Collection entries:
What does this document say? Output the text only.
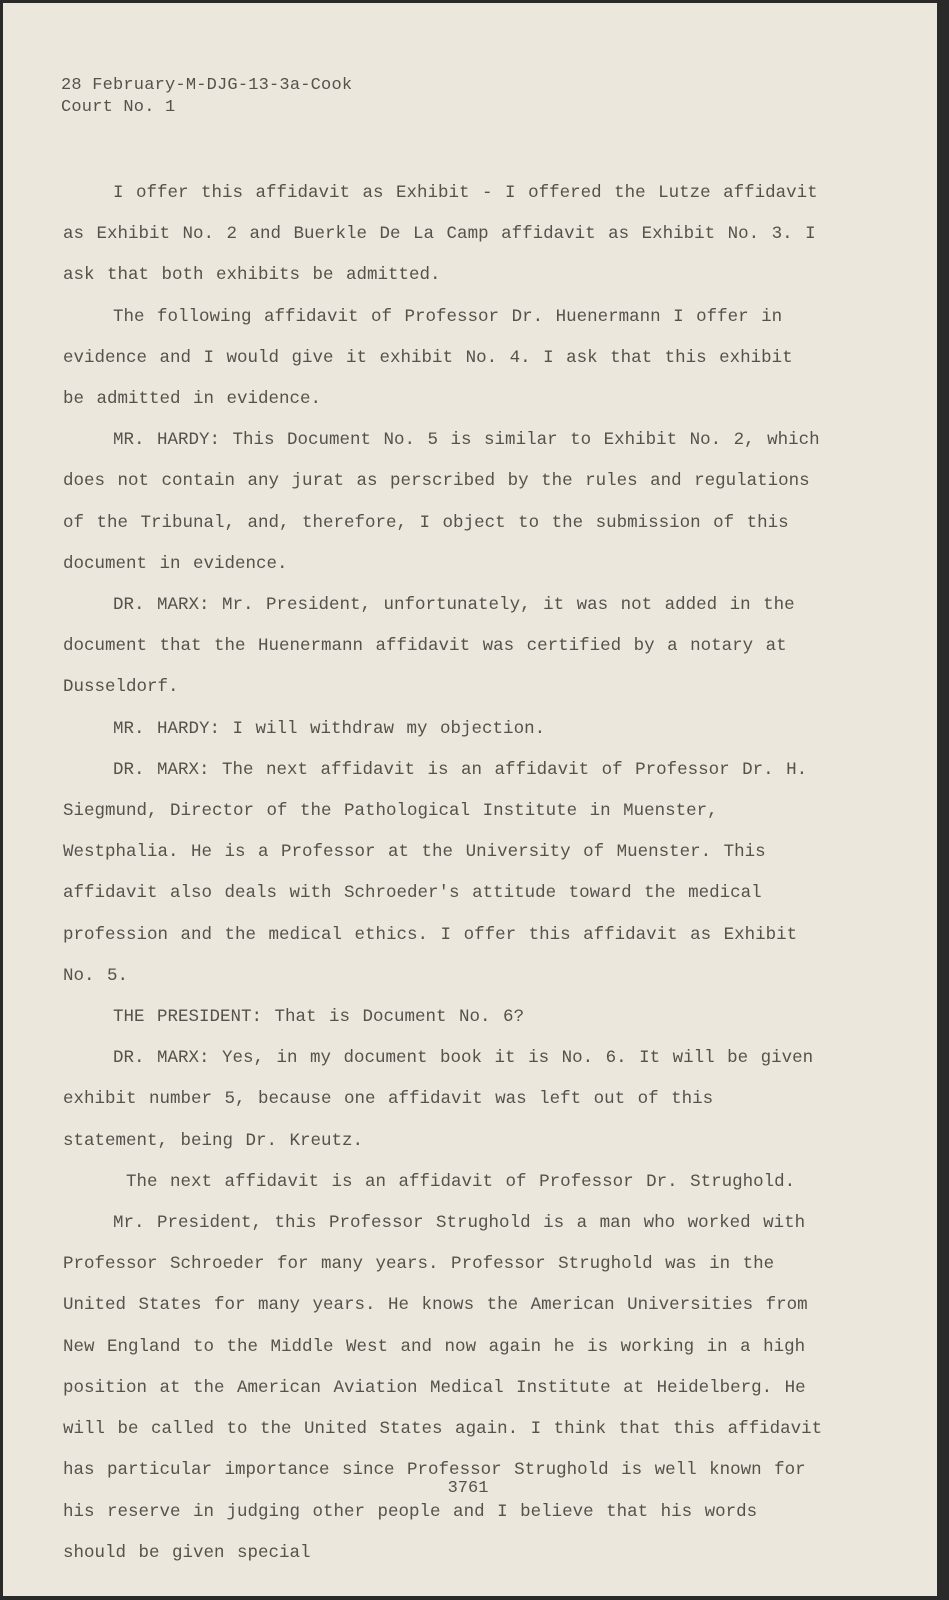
28 February-M-DJG-13-3a-Cook
Court No. 1

I offer this affidavit as Exhibit - I offered the Lutze affidavit as Exhibit No. 2 and Buerkle De La Camp affidavit as Exhibit No. 3. I ask that both exhibits be admitted.

The following affidavit of Professor Dr. Huenermann I offer in evidence and I would give it exhibit No. 4. I ask that this exhibit be admitted in evidence.

MR. HARDY: This Document No. 5 is similar to Exhibit No. 2, which does not contain any jurat as perscribed by the rules and regulations of the Tribunal, and, therefore, I object to the submission of this document in evidence.

DR. MARX: Mr. President, unfortunately, it was not added in the document that the Huenermann affidavit was certified by a notary at Dusseldorf.

MR. HARDY: I will withdraw my objection.

DR. MARX: The next affidavit is an affidavit of Professor Dr. H. Siegmund, Director of the Pathological Institute in Muenster, Westphalia. He is a Professor at the University of Muenster. This affidavit also deals with Schroeder's attitude toward the medical profession and the medical ethics. I offer this affidavit as Exhibit No. 5.

THE PRESIDENT: That is Document No. 6?

DR. MARX: Yes, in my document book it is No. 6. It will be given exhibit number 5, because one affidavit was left out of this statement, being Dr. Kreutz.

The next affidavit is an affidavit of Professor Dr. Strughold.

Mr. President, this Professor Strughold is a man who worked with Professor Schroeder for many years. Professor Strughold was in the United States for many years. He knows the American Universities from New England to the Middle West and now again he is working in a high position at the American Aviation Medical Institute at Heidelberg. He will be called to the United States again. I think that this affidavit has particular importance since Professor Strughold is well known for his reserve in judging other people and I believe that his words should be given special

3761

What you have to do :: Work out how many lines in the records above contain the word "admitted", and reply with that number alone.

Result :: 2